__EXERCISE__
Starting at the line that contains "List each element below along with its xyxy pixel bbox. List" and stopping after the line that contains "85, 191, 121]", output those lines of the records as a numbered list, skipping blank lines. Leave the pictures out of the answer.

__STORED DATA__
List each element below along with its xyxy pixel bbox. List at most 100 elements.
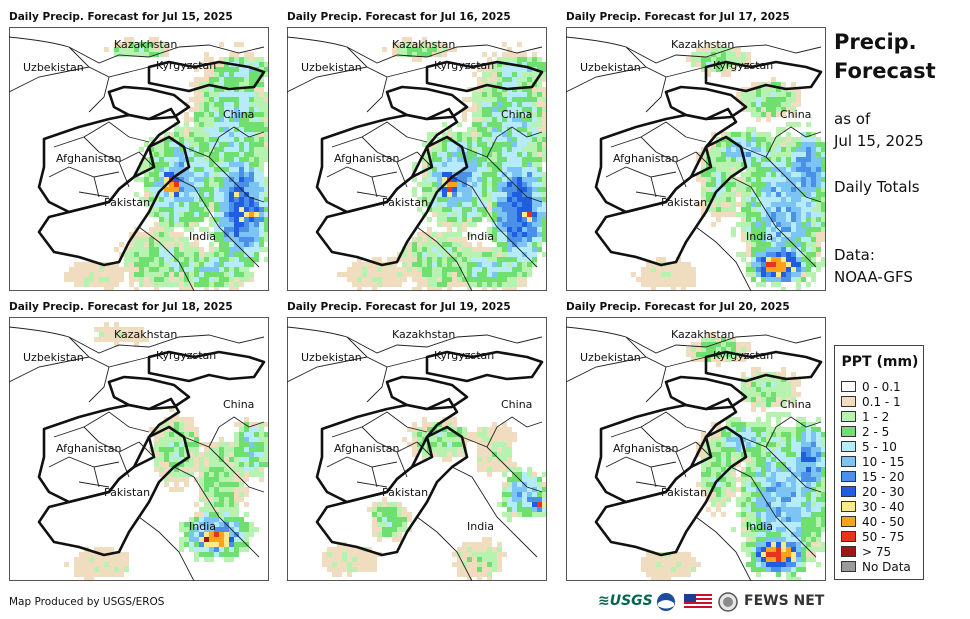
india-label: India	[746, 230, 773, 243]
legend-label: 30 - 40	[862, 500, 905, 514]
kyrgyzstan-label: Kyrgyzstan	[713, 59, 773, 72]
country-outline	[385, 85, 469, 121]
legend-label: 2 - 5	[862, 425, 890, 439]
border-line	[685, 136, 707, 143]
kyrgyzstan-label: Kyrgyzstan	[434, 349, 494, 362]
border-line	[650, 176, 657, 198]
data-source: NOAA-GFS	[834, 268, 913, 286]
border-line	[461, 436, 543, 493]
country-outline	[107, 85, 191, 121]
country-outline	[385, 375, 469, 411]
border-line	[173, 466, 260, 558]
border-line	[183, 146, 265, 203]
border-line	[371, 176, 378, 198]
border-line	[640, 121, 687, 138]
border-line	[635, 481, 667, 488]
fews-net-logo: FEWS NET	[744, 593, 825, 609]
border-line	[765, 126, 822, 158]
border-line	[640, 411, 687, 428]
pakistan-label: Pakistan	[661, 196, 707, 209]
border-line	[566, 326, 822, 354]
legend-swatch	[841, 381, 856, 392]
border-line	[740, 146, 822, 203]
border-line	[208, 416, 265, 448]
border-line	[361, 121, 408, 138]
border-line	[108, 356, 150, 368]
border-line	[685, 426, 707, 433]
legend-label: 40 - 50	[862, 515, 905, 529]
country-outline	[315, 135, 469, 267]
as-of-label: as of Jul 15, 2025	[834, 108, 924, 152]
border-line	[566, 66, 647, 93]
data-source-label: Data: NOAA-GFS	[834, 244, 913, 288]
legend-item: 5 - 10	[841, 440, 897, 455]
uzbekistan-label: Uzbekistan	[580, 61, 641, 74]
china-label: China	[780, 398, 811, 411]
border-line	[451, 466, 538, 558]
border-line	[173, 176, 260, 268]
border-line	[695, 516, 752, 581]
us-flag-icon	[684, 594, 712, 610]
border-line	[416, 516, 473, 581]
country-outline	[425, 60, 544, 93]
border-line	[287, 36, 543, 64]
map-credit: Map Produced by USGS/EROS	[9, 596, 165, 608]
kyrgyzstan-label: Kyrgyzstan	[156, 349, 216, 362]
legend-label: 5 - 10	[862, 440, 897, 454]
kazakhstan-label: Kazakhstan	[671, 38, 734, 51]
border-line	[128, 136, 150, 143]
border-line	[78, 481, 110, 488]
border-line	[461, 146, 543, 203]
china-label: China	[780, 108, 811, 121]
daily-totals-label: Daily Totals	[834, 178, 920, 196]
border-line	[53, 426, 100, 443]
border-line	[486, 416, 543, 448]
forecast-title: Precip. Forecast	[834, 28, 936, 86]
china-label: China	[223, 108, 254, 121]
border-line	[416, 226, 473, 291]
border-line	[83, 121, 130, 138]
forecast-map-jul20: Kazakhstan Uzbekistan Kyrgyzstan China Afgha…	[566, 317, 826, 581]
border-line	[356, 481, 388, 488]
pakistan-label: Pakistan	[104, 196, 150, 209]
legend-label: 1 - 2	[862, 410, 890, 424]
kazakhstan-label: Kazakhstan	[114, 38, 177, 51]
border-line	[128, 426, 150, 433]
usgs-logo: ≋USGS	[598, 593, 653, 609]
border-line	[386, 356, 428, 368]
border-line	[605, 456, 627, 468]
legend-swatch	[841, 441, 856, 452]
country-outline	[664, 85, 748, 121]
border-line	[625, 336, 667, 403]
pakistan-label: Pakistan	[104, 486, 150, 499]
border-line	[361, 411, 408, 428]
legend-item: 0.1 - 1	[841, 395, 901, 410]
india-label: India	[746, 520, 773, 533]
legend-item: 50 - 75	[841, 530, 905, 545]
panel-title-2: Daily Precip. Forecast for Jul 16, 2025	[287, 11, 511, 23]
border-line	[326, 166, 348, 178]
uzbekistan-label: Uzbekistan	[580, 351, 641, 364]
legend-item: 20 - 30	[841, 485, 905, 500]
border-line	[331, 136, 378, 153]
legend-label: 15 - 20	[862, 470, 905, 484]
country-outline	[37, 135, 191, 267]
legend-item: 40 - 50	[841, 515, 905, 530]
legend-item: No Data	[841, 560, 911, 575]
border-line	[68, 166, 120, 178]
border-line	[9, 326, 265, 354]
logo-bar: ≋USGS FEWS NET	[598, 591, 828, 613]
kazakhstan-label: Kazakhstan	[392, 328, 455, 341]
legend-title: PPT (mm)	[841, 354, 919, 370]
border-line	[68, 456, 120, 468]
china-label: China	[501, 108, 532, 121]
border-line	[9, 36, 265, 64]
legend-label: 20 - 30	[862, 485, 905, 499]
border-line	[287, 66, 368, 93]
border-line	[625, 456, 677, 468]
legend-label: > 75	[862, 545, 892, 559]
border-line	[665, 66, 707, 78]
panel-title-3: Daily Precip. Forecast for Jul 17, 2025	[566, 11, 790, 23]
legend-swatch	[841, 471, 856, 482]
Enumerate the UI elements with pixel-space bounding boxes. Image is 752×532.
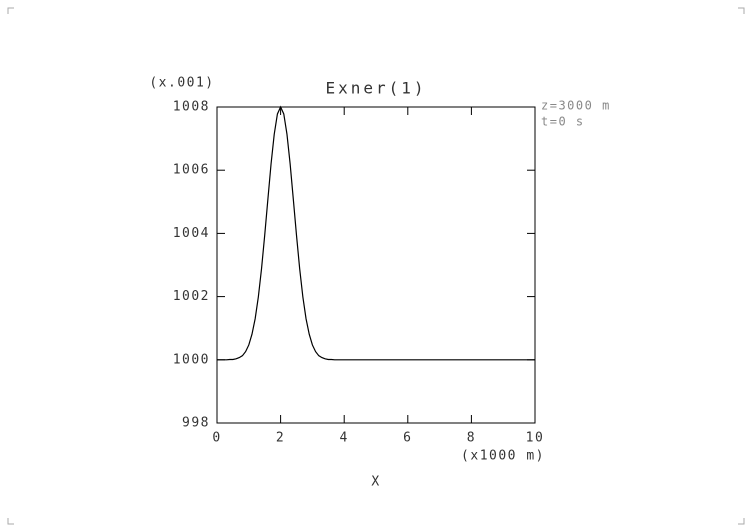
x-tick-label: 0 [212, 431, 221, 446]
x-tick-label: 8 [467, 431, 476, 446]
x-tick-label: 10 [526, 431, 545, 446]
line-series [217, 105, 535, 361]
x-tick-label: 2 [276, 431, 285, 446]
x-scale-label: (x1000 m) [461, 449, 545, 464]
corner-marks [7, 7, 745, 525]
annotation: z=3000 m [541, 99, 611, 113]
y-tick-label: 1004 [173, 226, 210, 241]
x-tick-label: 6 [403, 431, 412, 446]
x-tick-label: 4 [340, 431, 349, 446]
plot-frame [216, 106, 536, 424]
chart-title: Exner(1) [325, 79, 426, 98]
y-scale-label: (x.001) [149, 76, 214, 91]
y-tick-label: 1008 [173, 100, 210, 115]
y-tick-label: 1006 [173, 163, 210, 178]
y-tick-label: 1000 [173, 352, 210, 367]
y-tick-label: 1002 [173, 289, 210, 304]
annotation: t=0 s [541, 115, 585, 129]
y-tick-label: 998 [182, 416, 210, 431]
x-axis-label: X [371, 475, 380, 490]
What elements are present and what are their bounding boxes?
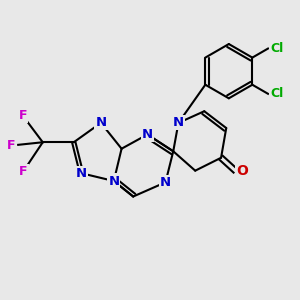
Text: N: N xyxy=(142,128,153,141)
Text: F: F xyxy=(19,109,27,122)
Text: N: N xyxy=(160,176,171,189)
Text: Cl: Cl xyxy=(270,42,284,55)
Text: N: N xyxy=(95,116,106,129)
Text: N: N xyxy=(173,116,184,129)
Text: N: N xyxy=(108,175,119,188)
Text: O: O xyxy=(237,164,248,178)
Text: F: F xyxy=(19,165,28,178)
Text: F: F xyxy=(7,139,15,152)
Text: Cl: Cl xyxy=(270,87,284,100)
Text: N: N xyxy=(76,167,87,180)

--

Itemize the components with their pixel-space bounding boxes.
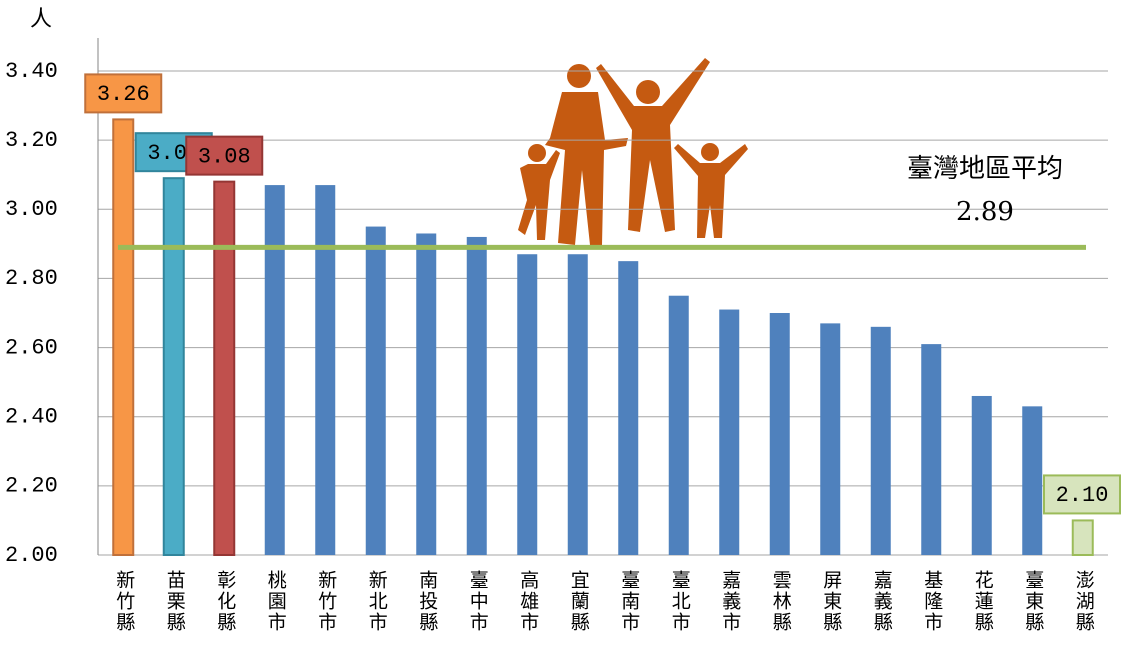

--

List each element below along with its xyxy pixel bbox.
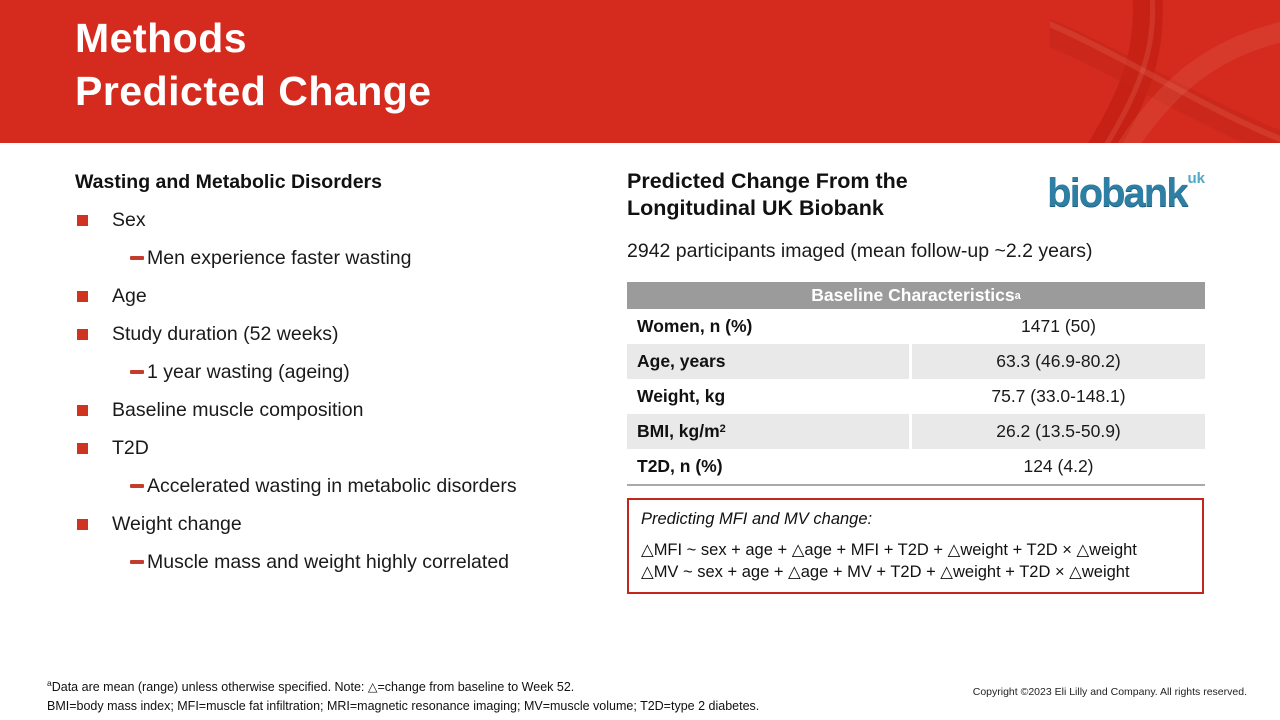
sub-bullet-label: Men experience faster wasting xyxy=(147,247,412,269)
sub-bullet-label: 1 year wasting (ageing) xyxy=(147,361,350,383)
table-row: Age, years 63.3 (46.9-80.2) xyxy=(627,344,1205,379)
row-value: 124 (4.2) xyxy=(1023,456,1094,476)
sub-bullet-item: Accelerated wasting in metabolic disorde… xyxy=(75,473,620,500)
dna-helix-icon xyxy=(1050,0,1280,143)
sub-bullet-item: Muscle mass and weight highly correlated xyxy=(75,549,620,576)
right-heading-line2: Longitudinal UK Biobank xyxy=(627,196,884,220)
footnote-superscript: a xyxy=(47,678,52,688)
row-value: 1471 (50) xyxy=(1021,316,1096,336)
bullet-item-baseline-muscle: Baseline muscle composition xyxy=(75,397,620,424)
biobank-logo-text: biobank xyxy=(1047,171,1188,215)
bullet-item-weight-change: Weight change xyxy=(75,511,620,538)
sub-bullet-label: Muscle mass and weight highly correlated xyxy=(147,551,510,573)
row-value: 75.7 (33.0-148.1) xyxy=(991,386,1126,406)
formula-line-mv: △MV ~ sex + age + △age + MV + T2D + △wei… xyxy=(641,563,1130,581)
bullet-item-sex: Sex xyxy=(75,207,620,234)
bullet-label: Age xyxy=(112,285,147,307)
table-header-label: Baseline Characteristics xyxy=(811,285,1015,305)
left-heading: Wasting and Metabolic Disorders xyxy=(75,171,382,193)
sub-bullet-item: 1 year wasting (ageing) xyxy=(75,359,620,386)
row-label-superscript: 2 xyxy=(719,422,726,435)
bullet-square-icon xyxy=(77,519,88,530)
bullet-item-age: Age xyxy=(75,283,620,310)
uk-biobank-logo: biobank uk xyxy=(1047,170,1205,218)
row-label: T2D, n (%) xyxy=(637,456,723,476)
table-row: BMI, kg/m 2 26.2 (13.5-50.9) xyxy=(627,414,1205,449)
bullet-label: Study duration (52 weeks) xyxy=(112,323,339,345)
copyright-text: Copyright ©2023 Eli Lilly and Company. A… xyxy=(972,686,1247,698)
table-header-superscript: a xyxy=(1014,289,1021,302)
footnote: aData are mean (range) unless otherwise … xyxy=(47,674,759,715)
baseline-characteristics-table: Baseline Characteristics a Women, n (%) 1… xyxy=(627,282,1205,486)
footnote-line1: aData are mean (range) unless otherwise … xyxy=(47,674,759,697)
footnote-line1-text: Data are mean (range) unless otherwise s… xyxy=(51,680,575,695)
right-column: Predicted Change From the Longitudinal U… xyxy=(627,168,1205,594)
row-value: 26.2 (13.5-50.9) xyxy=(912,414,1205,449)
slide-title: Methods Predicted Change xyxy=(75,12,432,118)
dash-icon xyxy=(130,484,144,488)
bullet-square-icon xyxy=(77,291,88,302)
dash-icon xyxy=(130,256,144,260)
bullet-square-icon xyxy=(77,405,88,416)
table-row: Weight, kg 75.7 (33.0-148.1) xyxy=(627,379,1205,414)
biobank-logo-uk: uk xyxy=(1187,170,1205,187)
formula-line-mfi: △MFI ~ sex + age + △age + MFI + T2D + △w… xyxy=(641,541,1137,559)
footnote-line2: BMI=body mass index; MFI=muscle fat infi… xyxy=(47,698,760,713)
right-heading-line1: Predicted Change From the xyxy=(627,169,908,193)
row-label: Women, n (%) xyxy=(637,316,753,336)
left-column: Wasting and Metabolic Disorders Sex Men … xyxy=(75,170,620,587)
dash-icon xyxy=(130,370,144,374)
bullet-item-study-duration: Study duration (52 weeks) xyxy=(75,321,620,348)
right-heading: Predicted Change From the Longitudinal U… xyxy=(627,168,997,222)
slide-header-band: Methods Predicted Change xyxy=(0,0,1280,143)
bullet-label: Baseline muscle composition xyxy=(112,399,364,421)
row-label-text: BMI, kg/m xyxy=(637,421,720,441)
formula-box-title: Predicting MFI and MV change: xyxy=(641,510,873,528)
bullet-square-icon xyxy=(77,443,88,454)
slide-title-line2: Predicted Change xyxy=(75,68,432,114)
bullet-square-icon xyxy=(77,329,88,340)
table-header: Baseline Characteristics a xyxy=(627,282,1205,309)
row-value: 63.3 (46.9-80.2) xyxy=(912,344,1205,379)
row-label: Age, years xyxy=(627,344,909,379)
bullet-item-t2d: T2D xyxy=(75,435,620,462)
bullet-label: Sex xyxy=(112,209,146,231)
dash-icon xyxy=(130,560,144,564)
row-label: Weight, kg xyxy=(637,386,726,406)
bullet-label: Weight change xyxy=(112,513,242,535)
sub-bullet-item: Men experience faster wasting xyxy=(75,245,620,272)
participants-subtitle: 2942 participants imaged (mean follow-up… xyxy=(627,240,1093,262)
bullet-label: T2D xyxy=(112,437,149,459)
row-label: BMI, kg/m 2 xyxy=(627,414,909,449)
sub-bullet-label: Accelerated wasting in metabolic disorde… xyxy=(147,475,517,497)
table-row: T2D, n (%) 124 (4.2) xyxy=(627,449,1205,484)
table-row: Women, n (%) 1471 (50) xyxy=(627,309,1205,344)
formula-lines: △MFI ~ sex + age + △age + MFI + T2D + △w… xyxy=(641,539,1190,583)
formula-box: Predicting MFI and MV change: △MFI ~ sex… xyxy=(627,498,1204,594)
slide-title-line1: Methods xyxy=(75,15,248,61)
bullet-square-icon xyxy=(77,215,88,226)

__TASK ANSWER__
1. List each element below along with its xyxy pixel bbox. List at most 100 elements.
2. india-label: India	[746, 230, 773, 243]
3. legend-label: 30 - 40	[862, 500, 905, 514]
4. kyrgyzstan-label: Kyrgyzstan	[713, 59, 773, 72]
5. country-outline	[385, 85, 469, 121]
6. legend-label: 2 - 5	[862, 425, 890, 439]
7. border-line	[685, 136, 707, 143]
8. kyrgyzstan-label: Kyrgyzstan	[434, 349, 494, 362]
9. border-line	[650, 176, 657, 198]
10. data-source: NOAA-GFS	[834, 268, 913, 286]
11. border-line	[461, 436, 543, 493]
12. country-outline	[107, 85, 191, 121]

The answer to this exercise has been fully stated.